> [What to work on]: Return all lines with the word "一般项目" in them.

> [Records for processing]:
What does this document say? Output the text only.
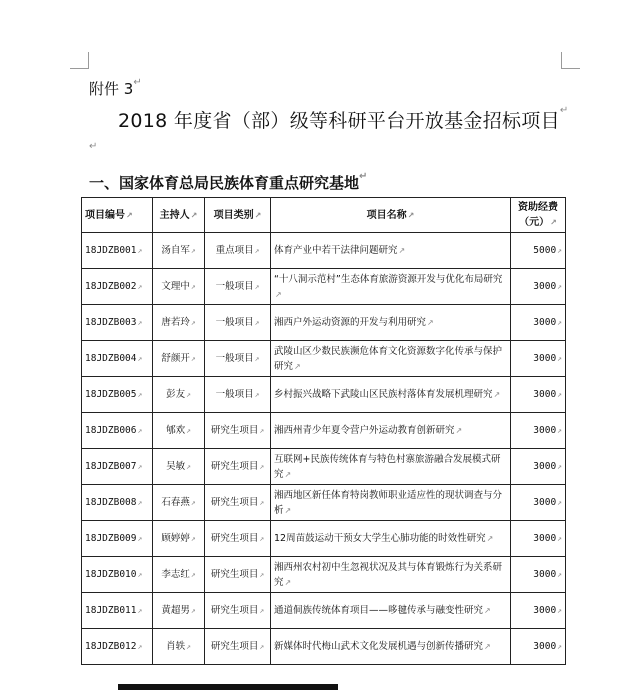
附件 3 ↵
2018 年度省（部）级等科研平台开放基金招标项目 ↵
↵
一、国家体育总局民族体育重点研究基地 ↵
项目编号↗	主持人↗	项目类别↗	项目名称↗	资助经费（元）↗
18JDZB001↗	汤自军↗	重点项目↗	体育产业中若干法律问题研究↗	5000↗
18JDZB002↗	文理中↗	一般项目↗	“十八洞示范村”生态体育旅游资源开发与优化布局研究↗	3000↗
18JDZB003↗	唐若玲↗	一般项目↗	湘西户外运动资源的开发与利用研究↗	3000↗
18JDZB004↗	舒颜开↗	一般项目↗	武陵山区少数民族濒危体育文化资源数字化传承与保护研究↗	3000↗
18JDZB005↗	彭友↗	一般项目↗	乡村振兴战略下武陵山区民族村落体育发展机理研究↗	3000↗
18JDZB006↗	郇欢↗	研究生项目↗	湘西州青少年夏令营户外运动教育创新研究↗	3000↗
18JDZB007↗	吴敏↗	研究生项目↗	互联网+民族传统体育与特色村寨旅游融合发展模式研究↗	3000↗
18JDZB008↗	石春燕↗	研究生项目↗	湘西地区新任体育特岗教师职业适应性的现状调查与分析↗	3000↗
18JDZB009↗	顾婷婷↗	研究生项目↗	12周苗鼓运动干预女大学生心肺功能的时效性研究↗	3000↗
18JDZB010↗	李志红↗	研究生项目↗	湘西州农村初中生忽视状况及其与体育锻炼行为关系研究↗	3000↗
18JDZB011↗	黄超男↗	研究生项目↗	通道侗族传统体育项目——哆毽传承与融变性研究↗	3000↗
18JDZB012↗	肖轶↗	研究生项目↗	新媒体时代梅山武术文化发展机遇与创新传播研究↗	3000↗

> [Answer to this exercise]:
18JDZB002↗	文理中↗	一般项目↗	“十八洞示范村”生态体育旅游资源开发与优化布局研究↗	3000↗
18JDZB003↗	唐若玲↗	一般项目↗	湘西户外运动资源的开发与利用研究↗	3000↗
18JDZB004↗	舒颜开↗	一般项目↗	武陵山区少数民族濒危体育文化资源数字化传承与保护研究↗	3000↗
18JDZB005↗	彭友↗	一般项目↗	乡村振兴战略下武陵山区民族村落体育发展机理研究↗	3000↗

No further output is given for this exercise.